**STORED RECORDS**
________________________________________

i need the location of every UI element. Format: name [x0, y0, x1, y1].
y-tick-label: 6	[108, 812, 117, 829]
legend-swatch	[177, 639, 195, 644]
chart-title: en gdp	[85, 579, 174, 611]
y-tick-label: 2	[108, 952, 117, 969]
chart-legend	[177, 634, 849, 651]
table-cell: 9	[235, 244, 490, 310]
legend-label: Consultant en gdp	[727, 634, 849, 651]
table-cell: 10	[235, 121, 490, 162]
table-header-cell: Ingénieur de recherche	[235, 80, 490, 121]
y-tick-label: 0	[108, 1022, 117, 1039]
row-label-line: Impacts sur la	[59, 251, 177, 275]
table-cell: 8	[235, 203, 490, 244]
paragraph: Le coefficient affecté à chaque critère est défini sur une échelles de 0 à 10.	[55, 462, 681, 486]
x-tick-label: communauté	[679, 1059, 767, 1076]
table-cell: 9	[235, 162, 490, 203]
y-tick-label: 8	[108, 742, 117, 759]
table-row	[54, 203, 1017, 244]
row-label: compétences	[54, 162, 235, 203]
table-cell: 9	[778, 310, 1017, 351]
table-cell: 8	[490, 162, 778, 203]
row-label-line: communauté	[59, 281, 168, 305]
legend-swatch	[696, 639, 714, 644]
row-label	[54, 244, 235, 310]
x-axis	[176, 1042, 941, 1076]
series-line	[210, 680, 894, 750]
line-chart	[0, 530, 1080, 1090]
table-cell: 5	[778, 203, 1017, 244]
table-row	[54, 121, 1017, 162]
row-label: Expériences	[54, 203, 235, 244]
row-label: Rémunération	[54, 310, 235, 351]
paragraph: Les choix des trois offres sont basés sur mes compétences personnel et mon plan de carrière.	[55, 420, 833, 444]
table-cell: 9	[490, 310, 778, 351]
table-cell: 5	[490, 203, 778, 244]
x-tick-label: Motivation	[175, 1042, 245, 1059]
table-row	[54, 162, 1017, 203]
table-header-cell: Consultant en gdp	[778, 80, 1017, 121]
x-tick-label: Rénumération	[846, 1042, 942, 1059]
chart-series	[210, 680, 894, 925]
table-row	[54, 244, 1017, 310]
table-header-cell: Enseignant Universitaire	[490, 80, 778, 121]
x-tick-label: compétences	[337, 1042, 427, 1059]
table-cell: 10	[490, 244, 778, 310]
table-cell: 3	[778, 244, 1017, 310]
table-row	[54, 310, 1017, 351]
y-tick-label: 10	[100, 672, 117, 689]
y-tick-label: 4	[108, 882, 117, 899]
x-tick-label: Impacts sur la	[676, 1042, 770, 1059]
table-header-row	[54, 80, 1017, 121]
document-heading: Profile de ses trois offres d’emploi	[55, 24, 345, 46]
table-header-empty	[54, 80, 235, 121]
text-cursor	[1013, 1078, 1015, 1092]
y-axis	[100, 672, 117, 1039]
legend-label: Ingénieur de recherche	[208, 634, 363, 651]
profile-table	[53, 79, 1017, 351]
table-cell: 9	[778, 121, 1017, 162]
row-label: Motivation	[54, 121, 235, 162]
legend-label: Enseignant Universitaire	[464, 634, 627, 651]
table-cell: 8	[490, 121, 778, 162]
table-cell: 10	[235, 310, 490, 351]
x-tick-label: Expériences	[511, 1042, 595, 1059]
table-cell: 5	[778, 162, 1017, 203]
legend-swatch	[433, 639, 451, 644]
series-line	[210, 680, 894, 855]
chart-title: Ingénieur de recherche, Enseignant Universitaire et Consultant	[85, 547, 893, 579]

________________________________________

**TASK GOAL**
Can you retype the records word for word, from the start through the line with "row-label-line: Impacts sur", including that line?

**RESPONSE BELOW**
i need the location of every UI element. Format: name [x0, y0, x1, y1].
y-tick-label: 6	[108, 812, 117, 829]
legend-swatch	[177, 639, 195, 644]
chart-title: en gdp	[85, 579, 174, 611]
y-tick-label: 2	[108, 952, 117, 969]
chart-legend	[177, 634, 849, 651]
table-cell: 9	[235, 244, 490, 310]
legend-label: Consultant en gdp	[727, 634, 849, 651]
table-cell: 10	[235, 121, 490, 162]
table-header-cell: Ingénieur de recherche	[235, 80, 490, 121]
y-tick-label: 0	[108, 1022, 117, 1039]
row-label-line: Impacts sur la	[59, 251, 177, 275]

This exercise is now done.